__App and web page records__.

§

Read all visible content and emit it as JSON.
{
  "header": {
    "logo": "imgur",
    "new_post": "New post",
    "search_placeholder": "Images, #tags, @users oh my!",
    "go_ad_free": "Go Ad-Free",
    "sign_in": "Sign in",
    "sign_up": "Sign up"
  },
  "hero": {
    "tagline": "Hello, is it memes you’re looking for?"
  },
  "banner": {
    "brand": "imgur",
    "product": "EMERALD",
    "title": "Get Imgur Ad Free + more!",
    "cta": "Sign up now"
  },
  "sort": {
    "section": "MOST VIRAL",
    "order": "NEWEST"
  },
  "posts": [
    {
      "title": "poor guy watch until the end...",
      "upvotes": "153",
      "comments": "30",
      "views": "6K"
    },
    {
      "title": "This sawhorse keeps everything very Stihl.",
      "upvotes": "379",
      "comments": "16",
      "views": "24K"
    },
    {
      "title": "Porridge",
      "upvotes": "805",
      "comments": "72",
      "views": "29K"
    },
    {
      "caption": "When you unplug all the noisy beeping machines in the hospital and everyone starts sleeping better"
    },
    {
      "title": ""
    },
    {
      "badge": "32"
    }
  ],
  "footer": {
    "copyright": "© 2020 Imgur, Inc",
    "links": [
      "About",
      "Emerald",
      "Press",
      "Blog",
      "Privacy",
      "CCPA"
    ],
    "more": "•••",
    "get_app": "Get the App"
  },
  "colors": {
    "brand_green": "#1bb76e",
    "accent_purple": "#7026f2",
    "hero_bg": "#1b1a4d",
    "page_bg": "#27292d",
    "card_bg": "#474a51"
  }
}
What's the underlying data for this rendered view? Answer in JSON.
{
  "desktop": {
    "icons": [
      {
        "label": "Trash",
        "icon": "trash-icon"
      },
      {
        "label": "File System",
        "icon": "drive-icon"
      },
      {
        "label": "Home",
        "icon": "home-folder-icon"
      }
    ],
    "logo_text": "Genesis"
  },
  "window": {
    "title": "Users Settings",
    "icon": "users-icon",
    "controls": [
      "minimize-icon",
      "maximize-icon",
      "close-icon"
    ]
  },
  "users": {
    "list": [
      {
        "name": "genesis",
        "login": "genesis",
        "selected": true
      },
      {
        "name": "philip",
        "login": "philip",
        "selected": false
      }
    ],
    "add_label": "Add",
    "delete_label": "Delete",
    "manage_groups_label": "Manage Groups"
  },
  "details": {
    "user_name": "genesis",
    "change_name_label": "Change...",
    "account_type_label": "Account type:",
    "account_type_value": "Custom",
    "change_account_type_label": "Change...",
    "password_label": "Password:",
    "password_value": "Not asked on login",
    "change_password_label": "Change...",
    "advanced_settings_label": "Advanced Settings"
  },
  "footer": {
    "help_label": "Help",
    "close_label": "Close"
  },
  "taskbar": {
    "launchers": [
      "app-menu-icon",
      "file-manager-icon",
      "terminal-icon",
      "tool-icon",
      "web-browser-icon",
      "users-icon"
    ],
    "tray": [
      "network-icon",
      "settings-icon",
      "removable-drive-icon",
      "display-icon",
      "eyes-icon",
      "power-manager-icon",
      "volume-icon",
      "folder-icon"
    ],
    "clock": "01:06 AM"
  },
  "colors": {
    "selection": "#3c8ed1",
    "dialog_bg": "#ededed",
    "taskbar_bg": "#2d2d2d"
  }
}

§

__Try it__.
Return the data above in full, keeping each line exactly as it stands.

__Solution to this task__.
Read all visible content and emit it as JSON.
{
  "header": {
    "logo": "imgur",
    "new_post": "New post",
    "search_placeholder": "Images, #tags, @users oh my!",
    "go_ad_free": "Go Ad-Free",
    "sign_in": "Sign in",
    "sign_up": "Sign up"
  },
  "hero": {
    "tagline": "Hello, is it memes you’re looking for?"
  },
  "banner": {
    "brand": "imgur",
    "product": "EMERALD",
    "title": "Get Imgur Ad Free + more!",
    "cta": "Sign up now"
  },
  "sort": {
    "section": "MOST VIRAL",
    "order": "NEWEST"
  },
  "posts": [
    {
      "title": "poor guy watch until the end...",
      "upvotes": "153",
      "comments": "30",
      "views": "6K"
    },
    {
      "title": "This sawhorse keeps everything very Stihl.",
      "upvotes": "379",
      "comments": "16",
      "views": "24K"
    },
    {
      "title": "Porridge",
      "upvotes": "805",
      "comments": "72",
      "views": "29K"
    },
    {
      "caption": "When you unplug all the noisy beeping machines in the hospital and everyone starts sleeping better"
    },
    {
      "title": ""
    },
    {
      "badge": "32"
    }
  ],
  "footer": {
    "copyright": "© 2020 Imgur, Inc",
    "links": [
      "About",
      "Emerald",
      "Press",
      "Blog",
      "Privacy",
      "CCPA"
    ],
    "more": "•••",
    "get_app": "Get the App"
  },
  "colors": {
    "brand_green": "#1bb76e",
    "accent_purple": "#7026f2",
    "hero_bg": "#1b1a4d",
    "page_bg": "#27292d",
    "card_bg": "#474a51"
  }
}
What's the underlying data for this rendered view? Answer in JSON.
{
  "desktop": {
    "icons": [
      {
        "label": "Trash",
        "icon": "trash-icon"
      },
      {
        "label": "File System",
        "icon": "drive-icon"
      },
      {
        "label": "Home",
        "icon": "home-folder-icon"
      }
    ],
    "logo_text": "Genesis"
  },
  "window": {
    "title": "Users Settings",
    "icon": "users-icon",
    "controls": [
      "minimize-icon",
      "maximize-icon",
      "close-icon"
    ]
  },
  "users": {
    "list": [
      {
        "name": "genesis",
        "login": "genesis",
        "selected": true
      },
      {
        "name": "philip",
        "login": "philip",
        "selected": false
      }
    ],
    "add_label": "Add",
    "delete_label": "Delete",
    "manage_groups_label": "Manage Groups"
  },
  "details": {
    "user_name": "genesis",
    "change_name_label": "Change...",
    "account_type_label": "Account type:",
    "account_type_value": "Custom",
    "change_account_type_label": "Change...",
    "password_label": "Password:",
    "password_value": "Not asked on login",
    "change_password_label": "Change...",
    "advanced_settings_label": "Advanced Settings"
  },
  "footer": {
    "help_label": "Help",
    "close_label": "Close"
  },
  "taskbar": {
    "launchers": [
      "app-menu-icon",
      "file-manager-icon",
      "terminal-icon",
      "tool-icon",
      "web-browser-icon",
      "users-icon"
    ],
    "tray": [
      "network-icon",
      "settings-icon",
      "removable-drive-icon",
      "display-icon",
      "eyes-icon",
      "power-manager-icon",
      "volume-icon",
      "folder-icon"
    ],
    "clock": "01:06 AM"
  },
  "colors": {
    "selection": "#3c8ed1",
    "dialog_bg": "#ededed",
    "taskbar_bg": "#2d2d2d"
  }
}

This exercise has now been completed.